- _Extract_:
That much can be agreed upon by nearly everybody in the baseball world.

But just how good?

His career record is 50-54 and has never reached 200 strikeouts. He has finished in the Top 10 in Cy Young voting just one time and making only one All-Star Game (both coming in 2016).

That being said, Quintana is the seventh most valuable pitcher in baseball since the start of the 2013 season, has rattled off four straight 200-inning seasons with ERAs under 4.00 and has a 2.70 ERA over his last seven starts after a rough beginning to the 2017 campaign.

Quintana's worst enemy is the perception that surrounds him. His run support has been a punchline in Chicago for years, dragging down his overall numbers. He's never pitching in the playoffs or on the game's biggest stage.

Jon Lester, meanwhile, is unquestionably heralded as one of the top pitchers in the game. A huge reason for that is his longevity (12-year career) while pitching in two huge markets (Chicago and Boston) and tossing 133.2 postseason innings.

- _Task objective_: Please sum up the Quintana text in two sentences.

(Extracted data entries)
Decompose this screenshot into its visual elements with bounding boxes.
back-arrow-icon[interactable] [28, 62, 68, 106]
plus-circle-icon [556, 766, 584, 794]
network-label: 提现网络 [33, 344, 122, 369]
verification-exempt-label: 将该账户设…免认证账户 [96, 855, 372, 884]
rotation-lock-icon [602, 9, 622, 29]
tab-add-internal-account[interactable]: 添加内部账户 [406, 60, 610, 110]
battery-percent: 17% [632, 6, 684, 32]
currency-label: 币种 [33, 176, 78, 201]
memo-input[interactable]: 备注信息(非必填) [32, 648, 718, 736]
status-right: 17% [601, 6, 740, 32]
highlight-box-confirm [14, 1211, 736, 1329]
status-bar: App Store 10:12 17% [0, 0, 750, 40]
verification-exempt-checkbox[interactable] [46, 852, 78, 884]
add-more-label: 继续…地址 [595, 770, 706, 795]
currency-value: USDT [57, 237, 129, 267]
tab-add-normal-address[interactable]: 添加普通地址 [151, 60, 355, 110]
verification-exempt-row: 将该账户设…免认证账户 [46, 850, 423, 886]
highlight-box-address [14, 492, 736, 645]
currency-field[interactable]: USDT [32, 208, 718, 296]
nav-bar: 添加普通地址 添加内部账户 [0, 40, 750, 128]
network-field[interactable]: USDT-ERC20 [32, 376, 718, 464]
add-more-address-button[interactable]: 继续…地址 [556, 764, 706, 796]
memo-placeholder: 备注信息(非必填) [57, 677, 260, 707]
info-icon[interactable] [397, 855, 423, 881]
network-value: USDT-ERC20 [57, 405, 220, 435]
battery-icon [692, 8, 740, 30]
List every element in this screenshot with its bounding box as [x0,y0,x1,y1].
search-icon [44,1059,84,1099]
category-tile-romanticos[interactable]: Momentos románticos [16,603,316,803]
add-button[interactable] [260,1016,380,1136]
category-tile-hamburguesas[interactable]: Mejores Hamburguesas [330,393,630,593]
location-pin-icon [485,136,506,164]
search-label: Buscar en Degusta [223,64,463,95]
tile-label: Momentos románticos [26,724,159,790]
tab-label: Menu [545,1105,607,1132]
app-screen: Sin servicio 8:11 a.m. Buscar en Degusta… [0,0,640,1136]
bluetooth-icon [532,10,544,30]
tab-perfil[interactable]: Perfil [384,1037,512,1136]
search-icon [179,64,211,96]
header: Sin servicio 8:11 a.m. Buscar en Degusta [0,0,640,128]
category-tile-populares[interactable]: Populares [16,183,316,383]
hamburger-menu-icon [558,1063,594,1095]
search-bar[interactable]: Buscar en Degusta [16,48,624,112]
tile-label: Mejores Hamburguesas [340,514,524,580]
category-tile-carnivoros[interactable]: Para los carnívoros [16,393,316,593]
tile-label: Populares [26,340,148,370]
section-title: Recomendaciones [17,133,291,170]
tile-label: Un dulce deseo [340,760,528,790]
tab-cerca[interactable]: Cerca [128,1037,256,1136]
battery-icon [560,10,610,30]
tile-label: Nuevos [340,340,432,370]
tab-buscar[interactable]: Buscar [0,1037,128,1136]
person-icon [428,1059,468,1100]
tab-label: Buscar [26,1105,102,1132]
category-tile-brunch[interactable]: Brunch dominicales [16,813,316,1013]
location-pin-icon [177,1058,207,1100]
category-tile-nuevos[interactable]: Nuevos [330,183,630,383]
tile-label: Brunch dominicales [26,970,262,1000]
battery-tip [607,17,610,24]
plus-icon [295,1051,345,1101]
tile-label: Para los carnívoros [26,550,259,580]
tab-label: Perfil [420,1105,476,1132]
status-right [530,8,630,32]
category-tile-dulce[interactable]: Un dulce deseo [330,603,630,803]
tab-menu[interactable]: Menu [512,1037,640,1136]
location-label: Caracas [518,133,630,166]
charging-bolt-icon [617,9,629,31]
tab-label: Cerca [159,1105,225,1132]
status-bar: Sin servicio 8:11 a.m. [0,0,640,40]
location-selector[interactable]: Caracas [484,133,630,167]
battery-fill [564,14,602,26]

- _Task output_: Quintana has a 50-54 career record, one Top 10 Cy Young finish and one All-Star Game, yet he has been the seventh most valuable pitcher in baseball since the start of the 2013 season and has put together four straight 200-inning seasons with ERAs under 4.00. Perception is his worst enemy, since his run support in Chicago, long a punchline, has dragged down his overall numbers, while Jon Lester is heralded as a top pitcher largely because of his 12-year career in Chicago and Boston and his 133.2 postseason innings.